(Saved entries)
------------------------------------------------------------
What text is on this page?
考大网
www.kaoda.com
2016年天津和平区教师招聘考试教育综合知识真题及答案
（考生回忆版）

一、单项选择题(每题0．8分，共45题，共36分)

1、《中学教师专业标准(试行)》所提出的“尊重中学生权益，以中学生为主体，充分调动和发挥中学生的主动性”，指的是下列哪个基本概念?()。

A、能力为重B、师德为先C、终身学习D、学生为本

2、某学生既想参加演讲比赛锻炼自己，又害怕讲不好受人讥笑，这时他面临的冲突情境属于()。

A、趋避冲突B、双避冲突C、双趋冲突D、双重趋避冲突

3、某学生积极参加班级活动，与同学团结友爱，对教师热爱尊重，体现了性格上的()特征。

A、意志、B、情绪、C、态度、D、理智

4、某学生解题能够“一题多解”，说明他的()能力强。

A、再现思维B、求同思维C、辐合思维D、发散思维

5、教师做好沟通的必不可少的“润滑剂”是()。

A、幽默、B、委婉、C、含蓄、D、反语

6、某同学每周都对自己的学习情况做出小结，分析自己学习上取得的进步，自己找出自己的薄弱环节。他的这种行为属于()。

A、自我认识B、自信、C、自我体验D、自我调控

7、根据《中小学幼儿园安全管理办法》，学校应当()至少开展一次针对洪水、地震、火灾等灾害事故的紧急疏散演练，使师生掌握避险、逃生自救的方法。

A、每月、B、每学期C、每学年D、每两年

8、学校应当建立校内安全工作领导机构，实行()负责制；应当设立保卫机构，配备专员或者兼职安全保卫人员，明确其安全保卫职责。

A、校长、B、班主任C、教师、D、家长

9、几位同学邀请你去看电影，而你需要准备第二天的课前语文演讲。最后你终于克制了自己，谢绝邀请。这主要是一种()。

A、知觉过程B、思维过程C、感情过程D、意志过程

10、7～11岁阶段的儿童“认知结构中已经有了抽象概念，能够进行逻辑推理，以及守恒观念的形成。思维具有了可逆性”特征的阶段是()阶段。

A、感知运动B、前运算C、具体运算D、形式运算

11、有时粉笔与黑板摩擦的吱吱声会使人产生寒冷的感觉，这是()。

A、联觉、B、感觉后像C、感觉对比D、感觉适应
------------------------------------------------------------
◆ REQUIRED WORK
Extract the complete listing verbatim.

◆ ANSWER FOR THIS EXERCISE
What text is on this page?
考大网
www.kaoda.com
2016年天津和平区教师招聘考试教育综合知识真题及答案
（考生回忆版）

一、单项选择题(每题0．8分，共45题，共36分)

1、《中学教师专业标准(试行)》所提出的“尊重中学生权益，以中学生为主体，充分调动和发挥中学生的主动性”，指的是下列哪个基本概念?()。

A、能力为重B、师德为先C、终身学习D、学生为本

2、某学生既想参加演讲比赛锻炼自己，又害怕讲不好受人讥笑，这时他面临的冲突情境属于()。

A、趋避冲突B、双避冲突C、双趋冲突D、双重趋避冲突

3、某学生积极参加班级活动，与同学团结友爱，对教师热爱尊重，体现了性格上的()特征。

A、意志、B、情绪、C、态度、D、理智

4、某学生解题能够“一题多解”，说明他的()能力强。

A、再现思维B、求同思维C、辐合思维D、发散思维

5、教师做好沟通的必不可少的“润滑剂”是()。

A、幽默、B、委婉、C、含蓄、D、反语

6、某同学每周都对自己的学习情况做出小结，分析自己学习上取得的进步，自己找出自己的薄弱环节。他的这种行为属于()。

A、自我认识B、自信、C、自我体验D、自我调控

7、根据《中小学幼儿园安全管理办法》，学校应当()至少开展一次针对洪水、地震、火灾等灾害事故的紧急疏散演练，使师生掌握避险、逃生自救的方法。

A、每月、B、每学期C、每学年D、每两年

8、学校应当建立校内安全工作领导机构，实行()负责制；应当设立保卫机构，配备专员或者兼职安全保卫人员，明确其安全保卫职责。

A、校长、B、班主任C、教师、D、家长

9、几位同学邀请你去看电影，而你需要准备第二天的课前语文演讲。最后你终于克制了自己，谢绝邀请。这主要是一种()。

A、知觉过程B、思维过程C、感情过程D、意志过程

10、7～11岁阶段的儿童“认知结构中已经有了抽象概念，能够进行逻辑推理，以及守恒观念的形成。思维具有了可逆性”特征的阶段是()阶段。

A、感知运动B、前运算C、具体运算D、形式运算

11、有时粉笔与黑板摩擦的吱吱声会使人产生寒冷的感觉，这是()。

A、联觉、B、感觉后像C、感觉对比D、感觉适应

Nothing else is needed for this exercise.